## begin

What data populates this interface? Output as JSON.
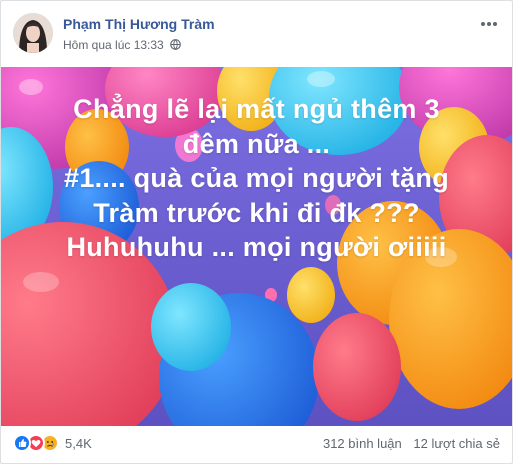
{
  "post": {
    "author": "Phạm Thị Hương Tràm",
    "timestamp": "Hôm qua lúc 13:33",
    "privacy_icon": "globe-icon",
    "more_icon": "more-options-icon",
    "lines": [
      "Chẳng lẽ lại mất ngủ thêm 3",
      "đêm nữa ...",
      "#1.... quà của mọi người tặng",
      "Tràm trước khi đi đk ???",
      "Huhuhuhu ... mọi người ơiiiii"
    ]
  },
  "footer": {
    "reaction_icons": [
      "like-icon",
      "love-icon",
      "sad-icon"
    ],
    "reaction_count": "5,4K",
    "comments": "312 bình luận",
    "shares": "12 lượt chia sẻ"
  },
  "colors": {
    "author": "#385898",
    "meta": "#616770",
    "background_purple": "#6f63d6",
    "text": "#ffffff"
  }
}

## end

### To do
Pull out every line in the material above where "Tràm" occurs.

### Exercise solution
    "author": "Phạm Thị Hương Tràm",
      "Tràm trước khi đi đk ???",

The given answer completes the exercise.